• _Job_
Out of the lines below, please list those that hold the string "Accuracy".

[Excerpts from a figure dataset]
..............................
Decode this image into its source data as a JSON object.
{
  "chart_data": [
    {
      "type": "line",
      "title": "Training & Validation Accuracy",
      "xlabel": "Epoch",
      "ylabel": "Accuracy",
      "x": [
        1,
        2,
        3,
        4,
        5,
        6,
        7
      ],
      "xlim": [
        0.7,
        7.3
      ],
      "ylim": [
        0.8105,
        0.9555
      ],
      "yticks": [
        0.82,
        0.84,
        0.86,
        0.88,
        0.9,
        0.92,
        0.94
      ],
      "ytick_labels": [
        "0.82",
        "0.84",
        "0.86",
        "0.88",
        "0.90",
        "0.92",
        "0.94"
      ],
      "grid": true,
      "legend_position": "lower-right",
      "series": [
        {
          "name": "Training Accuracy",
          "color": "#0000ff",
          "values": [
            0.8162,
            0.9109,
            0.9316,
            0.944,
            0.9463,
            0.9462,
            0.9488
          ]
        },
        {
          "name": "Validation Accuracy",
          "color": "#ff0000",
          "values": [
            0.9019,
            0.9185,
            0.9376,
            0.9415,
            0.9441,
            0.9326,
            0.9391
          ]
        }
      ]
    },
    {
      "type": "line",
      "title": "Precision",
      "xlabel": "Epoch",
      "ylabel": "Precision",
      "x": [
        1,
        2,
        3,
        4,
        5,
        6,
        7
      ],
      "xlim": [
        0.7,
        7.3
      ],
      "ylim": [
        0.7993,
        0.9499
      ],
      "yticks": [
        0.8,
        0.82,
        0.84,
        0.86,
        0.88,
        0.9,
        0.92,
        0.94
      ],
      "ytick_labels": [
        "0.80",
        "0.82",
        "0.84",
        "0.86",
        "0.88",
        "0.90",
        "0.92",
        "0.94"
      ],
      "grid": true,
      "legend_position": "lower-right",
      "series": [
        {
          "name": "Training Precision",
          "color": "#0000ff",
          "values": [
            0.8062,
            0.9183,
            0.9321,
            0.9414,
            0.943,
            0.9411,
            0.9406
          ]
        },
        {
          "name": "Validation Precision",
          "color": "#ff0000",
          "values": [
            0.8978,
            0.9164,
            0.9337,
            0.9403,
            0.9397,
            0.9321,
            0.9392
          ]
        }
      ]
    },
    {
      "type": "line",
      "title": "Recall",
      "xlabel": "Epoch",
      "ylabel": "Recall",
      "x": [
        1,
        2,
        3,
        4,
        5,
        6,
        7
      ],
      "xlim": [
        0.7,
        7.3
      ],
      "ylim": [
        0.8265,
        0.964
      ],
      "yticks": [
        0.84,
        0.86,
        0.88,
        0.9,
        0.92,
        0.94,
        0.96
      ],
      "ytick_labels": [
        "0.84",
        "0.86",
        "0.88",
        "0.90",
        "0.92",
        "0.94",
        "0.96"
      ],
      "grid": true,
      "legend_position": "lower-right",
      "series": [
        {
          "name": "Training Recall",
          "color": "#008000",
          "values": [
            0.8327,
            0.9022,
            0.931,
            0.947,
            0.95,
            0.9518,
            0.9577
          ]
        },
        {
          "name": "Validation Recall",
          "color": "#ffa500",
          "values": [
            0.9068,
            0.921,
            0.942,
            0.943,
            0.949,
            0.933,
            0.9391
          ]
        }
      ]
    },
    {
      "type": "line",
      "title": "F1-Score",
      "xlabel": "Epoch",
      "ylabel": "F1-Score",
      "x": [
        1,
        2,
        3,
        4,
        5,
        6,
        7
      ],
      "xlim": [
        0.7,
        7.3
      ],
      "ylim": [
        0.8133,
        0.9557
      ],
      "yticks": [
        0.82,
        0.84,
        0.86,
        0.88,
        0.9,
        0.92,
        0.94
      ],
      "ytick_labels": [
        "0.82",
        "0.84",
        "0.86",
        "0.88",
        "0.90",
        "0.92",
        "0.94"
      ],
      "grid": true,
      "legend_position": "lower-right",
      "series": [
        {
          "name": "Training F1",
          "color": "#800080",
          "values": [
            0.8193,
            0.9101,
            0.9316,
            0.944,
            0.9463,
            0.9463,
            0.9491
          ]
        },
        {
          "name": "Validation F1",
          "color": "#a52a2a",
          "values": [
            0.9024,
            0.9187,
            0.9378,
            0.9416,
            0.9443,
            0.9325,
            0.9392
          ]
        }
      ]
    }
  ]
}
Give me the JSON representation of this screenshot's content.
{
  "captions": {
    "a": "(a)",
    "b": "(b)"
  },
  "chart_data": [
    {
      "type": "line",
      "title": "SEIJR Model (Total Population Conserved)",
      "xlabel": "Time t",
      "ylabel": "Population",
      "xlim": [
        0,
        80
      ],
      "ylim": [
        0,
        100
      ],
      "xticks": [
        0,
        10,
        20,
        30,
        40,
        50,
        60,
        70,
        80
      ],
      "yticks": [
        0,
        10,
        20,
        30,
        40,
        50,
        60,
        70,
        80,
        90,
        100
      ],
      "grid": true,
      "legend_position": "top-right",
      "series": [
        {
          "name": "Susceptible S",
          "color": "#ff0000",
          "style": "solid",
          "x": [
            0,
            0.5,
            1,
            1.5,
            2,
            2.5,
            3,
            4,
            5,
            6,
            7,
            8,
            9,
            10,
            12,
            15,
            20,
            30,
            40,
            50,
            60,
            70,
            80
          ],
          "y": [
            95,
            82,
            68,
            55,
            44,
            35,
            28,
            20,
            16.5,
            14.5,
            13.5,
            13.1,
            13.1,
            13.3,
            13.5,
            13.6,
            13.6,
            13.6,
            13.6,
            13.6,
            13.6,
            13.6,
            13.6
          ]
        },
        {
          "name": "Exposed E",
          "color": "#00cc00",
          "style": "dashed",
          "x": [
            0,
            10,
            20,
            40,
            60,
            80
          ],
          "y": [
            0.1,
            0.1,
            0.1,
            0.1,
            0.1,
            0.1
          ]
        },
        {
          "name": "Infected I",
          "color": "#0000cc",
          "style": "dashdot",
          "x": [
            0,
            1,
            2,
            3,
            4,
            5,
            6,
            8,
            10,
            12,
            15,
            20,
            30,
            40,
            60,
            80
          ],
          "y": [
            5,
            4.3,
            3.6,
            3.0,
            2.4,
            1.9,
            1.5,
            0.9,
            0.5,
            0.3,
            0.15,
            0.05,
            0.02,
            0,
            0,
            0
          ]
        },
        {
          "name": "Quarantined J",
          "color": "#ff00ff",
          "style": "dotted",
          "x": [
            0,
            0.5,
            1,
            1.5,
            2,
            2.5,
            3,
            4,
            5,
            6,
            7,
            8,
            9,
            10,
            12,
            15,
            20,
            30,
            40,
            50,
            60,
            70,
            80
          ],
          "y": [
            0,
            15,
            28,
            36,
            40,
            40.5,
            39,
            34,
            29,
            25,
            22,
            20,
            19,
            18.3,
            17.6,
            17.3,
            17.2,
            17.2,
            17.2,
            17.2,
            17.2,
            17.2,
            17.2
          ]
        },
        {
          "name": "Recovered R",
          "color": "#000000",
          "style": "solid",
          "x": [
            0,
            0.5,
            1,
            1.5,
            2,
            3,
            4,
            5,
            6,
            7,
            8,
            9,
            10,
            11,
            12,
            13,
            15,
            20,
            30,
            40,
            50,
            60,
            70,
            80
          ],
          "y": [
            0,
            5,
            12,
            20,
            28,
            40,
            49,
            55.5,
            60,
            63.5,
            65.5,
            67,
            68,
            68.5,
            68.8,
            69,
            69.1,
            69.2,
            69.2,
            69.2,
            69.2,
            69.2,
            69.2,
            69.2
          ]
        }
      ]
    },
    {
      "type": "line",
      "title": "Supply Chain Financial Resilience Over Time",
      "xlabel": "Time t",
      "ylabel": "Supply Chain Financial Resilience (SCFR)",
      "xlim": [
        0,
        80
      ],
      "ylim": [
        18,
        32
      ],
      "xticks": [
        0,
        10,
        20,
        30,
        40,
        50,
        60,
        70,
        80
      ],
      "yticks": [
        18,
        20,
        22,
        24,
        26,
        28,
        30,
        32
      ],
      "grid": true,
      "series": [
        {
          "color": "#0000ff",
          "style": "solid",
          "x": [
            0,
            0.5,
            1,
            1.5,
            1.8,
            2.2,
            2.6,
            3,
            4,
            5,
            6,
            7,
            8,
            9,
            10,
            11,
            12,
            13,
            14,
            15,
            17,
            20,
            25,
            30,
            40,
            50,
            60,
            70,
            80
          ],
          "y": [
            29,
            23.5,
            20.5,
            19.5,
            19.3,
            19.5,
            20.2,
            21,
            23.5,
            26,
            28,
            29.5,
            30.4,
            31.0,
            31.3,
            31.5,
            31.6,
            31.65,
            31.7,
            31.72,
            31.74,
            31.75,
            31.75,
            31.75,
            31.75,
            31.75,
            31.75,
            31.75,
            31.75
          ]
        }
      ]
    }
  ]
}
..............................
• _Solution for this task_
      "title": "Training & Validation Accuracy",
      "ylabel": "Accuracy",
          "name": "Training Accuracy",
          "name": "Validation Accuracy",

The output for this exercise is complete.